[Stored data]
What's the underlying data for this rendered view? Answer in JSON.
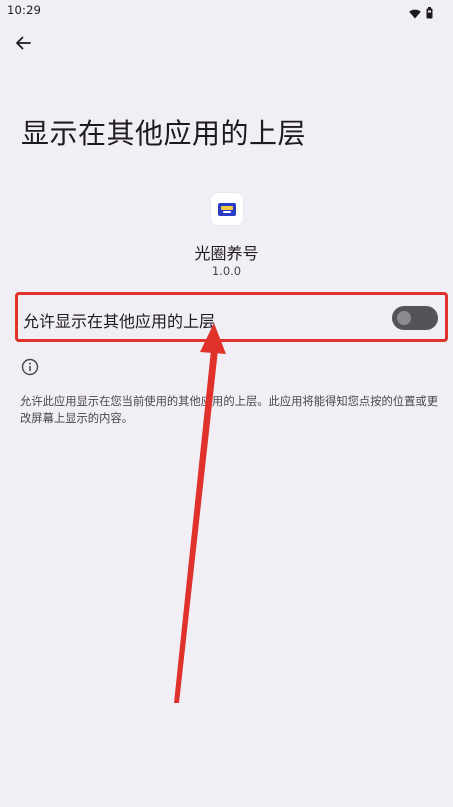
{
  "status_bar": {
    "time": "10:29",
    "icons": [
      "wifi-icon",
      "battery-icon"
    ]
  },
  "toolbar": {
    "back_icon": "arrow-left-icon"
  },
  "page": {
    "title": "显示在其他应用的上层"
  },
  "app": {
    "name": "光圈养号",
    "version": "1.0.0"
  },
  "setting": {
    "label": "允许显示在其他应用的上层",
    "enabled": false
  },
  "info": {
    "icon": "info-icon",
    "description": "允许此应用显示在您当前使用的其他应用的上层。此应用将能得知您点按的位置或更改屏幕上显示的内容。"
  },
  "colors": {
    "background": "#f2eef5",
    "annotation": "#e0312b",
    "switch_track": "#56525a",
    "app_icon_accent": "#2b3cc9"
  }
}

GIVEN PROBLEM — Return every line of the records exactly as given, pictures excluded.

OUTPUT OF THE TASK —
What's the underlying data for this rendered view? Answer in JSON.
{
  "status_bar": {
    "time": "10:29",
    "icons": [
      "wifi-icon",
      "battery-icon"
    ]
  },
  "toolbar": {
    "back_icon": "arrow-left-icon"
  },
  "page": {
    "title": "显示在其他应用的上层"
  },
  "app": {
    "name": "光圈养号",
    "version": "1.0.0"
  },
  "setting": {
    "label": "允许显示在其他应用的上层",
    "enabled": false
  },
  "info": {
    "icon": "info-icon",
    "description": "允许此应用显示在您当前使用的其他应用的上层。此应用将能得知您点按的位置或更改屏幕上显示的内容。"
  },
  "colors": {
    "background": "#f2eef5",
    "annotation": "#e0312b",
    "switch_track": "#56525a",
    "app_icon_accent": "#2b3cc9"
  }
}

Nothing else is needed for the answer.